(Entries taken from a collection)
···
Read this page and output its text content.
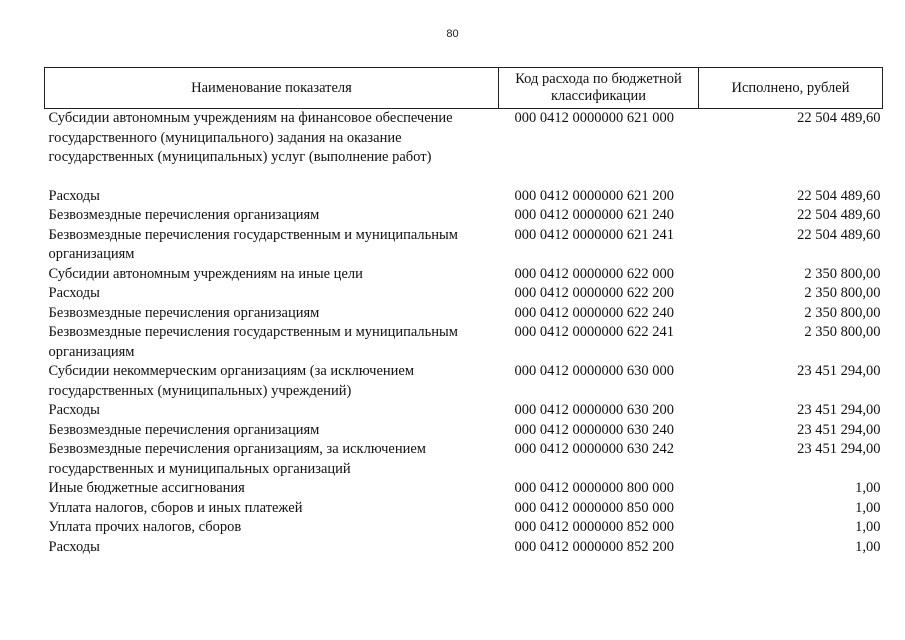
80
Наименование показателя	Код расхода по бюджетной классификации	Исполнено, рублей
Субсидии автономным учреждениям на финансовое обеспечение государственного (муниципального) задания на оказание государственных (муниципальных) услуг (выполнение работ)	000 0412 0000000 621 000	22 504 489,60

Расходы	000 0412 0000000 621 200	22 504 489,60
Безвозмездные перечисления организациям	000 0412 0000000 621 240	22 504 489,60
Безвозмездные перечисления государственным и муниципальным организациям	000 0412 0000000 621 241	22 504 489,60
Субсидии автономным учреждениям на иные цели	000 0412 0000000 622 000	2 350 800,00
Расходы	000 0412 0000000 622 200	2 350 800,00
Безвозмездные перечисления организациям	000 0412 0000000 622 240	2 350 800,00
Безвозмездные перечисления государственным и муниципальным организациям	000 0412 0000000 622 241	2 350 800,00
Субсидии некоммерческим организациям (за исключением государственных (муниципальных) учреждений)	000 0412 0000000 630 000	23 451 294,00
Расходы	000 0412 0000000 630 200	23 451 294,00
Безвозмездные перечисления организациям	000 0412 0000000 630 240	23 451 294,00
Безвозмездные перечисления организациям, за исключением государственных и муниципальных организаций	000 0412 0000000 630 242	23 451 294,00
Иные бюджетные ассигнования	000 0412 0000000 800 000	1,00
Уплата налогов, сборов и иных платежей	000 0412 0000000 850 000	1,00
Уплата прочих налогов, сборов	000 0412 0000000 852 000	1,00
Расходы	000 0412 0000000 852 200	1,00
···
What is required → Using the records above, output their complete text exactly, minus any images.

Correct output →
Read this page and output its text content.
80
Наименование показателя	Код расхода по бюджетной классификации	Исполнено, рублей
Субсидии автономным учреждениям на финансовое обеспечение государственного (муниципального) задания на оказание государственных (муниципальных) услуг (выполнение работ)	000 0412 0000000 621 000	22 504 489,60

Расходы	000 0412 0000000 621 200	22 504 489,60
Безвозмездные перечисления организациям	000 0412 0000000 621 240	22 504 489,60
Безвозмездные перечисления государственным и муниципальным организациям	000 0412 0000000 621 241	22 504 489,60
Субсидии автономным учреждениям на иные цели	000 0412 0000000 622 000	2 350 800,00
Расходы	000 0412 0000000 622 200	2 350 800,00
Безвозмездные перечисления организациям	000 0412 0000000 622 240	2 350 800,00
Безвозмездные перечисления государственным и муниципальным организациям	000 0412 0000000 622 241	2 350 800,00
Субсидии некоммерческим организациям (за исключением государственных (муниципальных) учреждений)	000 0412 0000000 630 000	23 451 294,00
Расходы	000 0412 0000000 630 200	23 451 294,00
Безвозмездные перечисления организациям	000 0412 0000000 630 240	23 451 294,00
Безвозмездные перечисления организациям, за исключением государственных и муниципальных организаций	000 0412 0000000 630 242	23 451 294,00
Иные бюджетные ассигнования	000 0412 0000000 800 000	1,00
Уплата налогов, сборов и иных платежей	000 0412 0000000 850 000	1,00
Уплата прочих налогов, сборов	000 0412 0000000 852 000	1,00
Расходы	000 0412 0000000 852 200	1,00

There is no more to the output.